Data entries
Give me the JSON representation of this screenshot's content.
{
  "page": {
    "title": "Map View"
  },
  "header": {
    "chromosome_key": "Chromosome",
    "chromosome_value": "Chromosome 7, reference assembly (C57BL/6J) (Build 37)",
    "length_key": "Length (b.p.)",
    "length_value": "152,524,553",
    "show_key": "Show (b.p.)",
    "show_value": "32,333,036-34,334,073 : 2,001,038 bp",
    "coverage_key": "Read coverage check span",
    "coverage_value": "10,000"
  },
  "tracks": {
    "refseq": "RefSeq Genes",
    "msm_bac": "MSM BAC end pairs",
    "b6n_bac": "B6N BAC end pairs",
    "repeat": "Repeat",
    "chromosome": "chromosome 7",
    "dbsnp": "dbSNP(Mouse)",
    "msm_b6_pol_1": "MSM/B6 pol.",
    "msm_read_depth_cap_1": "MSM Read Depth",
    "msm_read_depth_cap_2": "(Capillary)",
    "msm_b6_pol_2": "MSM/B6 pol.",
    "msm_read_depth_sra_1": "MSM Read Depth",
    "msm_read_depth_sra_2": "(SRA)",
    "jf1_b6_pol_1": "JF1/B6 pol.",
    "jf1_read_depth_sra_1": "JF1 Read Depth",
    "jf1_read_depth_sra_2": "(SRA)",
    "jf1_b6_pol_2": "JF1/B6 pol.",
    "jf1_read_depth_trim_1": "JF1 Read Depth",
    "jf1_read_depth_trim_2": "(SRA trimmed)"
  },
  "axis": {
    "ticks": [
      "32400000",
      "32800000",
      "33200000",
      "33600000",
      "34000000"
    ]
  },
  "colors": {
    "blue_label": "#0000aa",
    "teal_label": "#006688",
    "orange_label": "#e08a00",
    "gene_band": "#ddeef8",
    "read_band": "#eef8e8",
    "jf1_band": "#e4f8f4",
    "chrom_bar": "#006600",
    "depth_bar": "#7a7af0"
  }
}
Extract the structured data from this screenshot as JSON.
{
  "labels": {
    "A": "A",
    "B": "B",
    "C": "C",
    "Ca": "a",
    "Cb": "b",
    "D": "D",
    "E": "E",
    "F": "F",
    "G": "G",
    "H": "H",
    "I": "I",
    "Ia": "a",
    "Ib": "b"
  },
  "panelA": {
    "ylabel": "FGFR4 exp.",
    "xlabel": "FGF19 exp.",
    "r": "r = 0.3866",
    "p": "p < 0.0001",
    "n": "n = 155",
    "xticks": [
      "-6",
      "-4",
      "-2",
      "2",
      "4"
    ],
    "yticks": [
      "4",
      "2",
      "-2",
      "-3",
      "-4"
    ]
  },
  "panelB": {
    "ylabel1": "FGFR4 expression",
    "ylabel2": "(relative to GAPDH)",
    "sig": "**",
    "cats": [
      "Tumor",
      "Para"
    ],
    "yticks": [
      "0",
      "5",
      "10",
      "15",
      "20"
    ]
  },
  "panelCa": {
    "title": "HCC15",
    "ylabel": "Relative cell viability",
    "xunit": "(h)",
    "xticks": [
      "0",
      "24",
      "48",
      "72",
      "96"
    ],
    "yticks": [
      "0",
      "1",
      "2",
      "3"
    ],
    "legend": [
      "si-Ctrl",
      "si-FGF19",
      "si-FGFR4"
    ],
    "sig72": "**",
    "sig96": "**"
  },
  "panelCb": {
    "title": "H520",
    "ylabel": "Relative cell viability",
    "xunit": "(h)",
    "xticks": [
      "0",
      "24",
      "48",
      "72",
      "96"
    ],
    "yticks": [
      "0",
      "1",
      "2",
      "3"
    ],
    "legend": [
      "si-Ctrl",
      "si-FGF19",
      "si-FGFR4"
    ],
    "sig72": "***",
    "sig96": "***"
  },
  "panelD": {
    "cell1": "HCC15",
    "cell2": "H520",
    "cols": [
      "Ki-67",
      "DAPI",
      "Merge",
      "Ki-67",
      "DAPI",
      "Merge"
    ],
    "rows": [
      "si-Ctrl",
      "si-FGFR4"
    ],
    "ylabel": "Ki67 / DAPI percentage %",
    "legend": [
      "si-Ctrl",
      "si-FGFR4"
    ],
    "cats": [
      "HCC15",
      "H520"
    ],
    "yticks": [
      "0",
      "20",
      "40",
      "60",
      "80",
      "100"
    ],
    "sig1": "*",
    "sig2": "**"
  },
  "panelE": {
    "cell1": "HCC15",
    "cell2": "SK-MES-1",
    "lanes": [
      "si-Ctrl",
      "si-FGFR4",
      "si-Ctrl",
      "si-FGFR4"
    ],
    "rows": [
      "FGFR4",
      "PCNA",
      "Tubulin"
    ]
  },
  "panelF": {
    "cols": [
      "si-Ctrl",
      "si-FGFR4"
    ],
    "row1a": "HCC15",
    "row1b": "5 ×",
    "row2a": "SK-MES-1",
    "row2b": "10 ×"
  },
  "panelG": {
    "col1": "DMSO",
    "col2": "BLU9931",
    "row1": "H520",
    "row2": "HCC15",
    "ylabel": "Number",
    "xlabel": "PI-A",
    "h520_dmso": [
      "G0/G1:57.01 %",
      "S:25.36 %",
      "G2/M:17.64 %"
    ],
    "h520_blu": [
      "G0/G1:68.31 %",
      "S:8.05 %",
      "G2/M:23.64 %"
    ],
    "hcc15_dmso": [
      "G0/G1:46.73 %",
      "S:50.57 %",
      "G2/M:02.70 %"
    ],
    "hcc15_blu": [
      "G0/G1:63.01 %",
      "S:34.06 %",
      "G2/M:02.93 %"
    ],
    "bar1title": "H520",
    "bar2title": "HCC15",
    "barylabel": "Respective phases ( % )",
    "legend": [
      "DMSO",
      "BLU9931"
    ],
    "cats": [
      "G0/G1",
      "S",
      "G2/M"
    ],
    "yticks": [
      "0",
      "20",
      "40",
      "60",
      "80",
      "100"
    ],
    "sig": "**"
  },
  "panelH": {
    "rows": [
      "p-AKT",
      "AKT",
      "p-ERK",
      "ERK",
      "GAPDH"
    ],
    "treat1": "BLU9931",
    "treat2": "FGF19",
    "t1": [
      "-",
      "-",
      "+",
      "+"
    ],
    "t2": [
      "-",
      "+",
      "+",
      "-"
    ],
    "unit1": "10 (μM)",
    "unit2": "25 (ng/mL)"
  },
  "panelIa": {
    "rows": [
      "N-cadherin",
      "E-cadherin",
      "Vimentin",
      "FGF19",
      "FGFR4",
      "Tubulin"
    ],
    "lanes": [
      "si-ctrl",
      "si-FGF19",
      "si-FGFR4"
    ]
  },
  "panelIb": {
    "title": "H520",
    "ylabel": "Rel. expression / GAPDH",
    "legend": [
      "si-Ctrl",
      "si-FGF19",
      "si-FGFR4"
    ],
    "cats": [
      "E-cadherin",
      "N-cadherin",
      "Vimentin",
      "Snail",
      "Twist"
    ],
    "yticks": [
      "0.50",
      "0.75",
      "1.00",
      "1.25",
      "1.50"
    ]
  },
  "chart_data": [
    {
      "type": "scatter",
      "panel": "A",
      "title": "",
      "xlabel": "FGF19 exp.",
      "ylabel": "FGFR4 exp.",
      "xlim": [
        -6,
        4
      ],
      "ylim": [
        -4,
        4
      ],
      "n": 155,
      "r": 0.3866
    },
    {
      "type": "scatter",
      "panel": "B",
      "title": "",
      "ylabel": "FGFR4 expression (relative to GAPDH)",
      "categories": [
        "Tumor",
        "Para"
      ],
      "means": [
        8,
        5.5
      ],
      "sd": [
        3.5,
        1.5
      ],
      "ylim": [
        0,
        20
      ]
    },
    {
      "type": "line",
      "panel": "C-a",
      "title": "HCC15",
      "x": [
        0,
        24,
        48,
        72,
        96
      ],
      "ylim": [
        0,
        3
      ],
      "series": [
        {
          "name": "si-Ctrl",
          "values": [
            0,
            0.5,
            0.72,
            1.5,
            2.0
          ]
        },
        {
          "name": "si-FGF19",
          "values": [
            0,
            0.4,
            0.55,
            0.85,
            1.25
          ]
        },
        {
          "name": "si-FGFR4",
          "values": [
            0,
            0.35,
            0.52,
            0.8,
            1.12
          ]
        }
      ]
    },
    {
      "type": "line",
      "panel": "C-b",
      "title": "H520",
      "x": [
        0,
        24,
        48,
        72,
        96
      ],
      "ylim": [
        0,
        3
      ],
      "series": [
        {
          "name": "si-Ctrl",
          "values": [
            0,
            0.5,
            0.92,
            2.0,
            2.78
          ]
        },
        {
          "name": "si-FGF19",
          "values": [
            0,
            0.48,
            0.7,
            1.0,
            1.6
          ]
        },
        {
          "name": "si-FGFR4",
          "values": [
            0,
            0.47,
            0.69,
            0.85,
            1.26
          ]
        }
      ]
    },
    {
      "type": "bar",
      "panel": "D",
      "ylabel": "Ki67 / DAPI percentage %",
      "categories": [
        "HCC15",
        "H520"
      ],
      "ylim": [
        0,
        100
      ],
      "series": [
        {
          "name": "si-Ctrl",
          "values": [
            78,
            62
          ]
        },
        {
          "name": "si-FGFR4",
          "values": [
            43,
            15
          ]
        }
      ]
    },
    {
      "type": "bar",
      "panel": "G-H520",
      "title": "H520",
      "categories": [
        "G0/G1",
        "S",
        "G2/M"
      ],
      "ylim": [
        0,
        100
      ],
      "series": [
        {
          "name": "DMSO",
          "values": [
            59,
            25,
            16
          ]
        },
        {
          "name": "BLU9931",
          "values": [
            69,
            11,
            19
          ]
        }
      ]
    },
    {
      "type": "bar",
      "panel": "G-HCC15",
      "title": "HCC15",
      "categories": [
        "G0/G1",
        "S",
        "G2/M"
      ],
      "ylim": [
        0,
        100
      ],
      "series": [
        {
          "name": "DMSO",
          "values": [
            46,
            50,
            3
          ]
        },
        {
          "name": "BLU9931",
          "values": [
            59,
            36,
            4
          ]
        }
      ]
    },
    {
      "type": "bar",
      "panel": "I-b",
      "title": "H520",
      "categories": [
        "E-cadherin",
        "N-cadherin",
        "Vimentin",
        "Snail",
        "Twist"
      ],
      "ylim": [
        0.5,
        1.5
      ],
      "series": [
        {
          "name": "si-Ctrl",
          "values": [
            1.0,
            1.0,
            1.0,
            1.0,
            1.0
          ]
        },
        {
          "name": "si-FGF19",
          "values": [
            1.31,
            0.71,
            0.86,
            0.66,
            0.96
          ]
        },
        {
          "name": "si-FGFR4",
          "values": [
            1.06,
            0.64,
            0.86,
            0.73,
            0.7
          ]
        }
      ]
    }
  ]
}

> [What the task requires]:
What is needed is a copy of every line above in which "JSON" appears.

> [Exercise result]:
Give me the JSON representation of this screenshot's content.
Extract the structured data from this screenshot as JSON.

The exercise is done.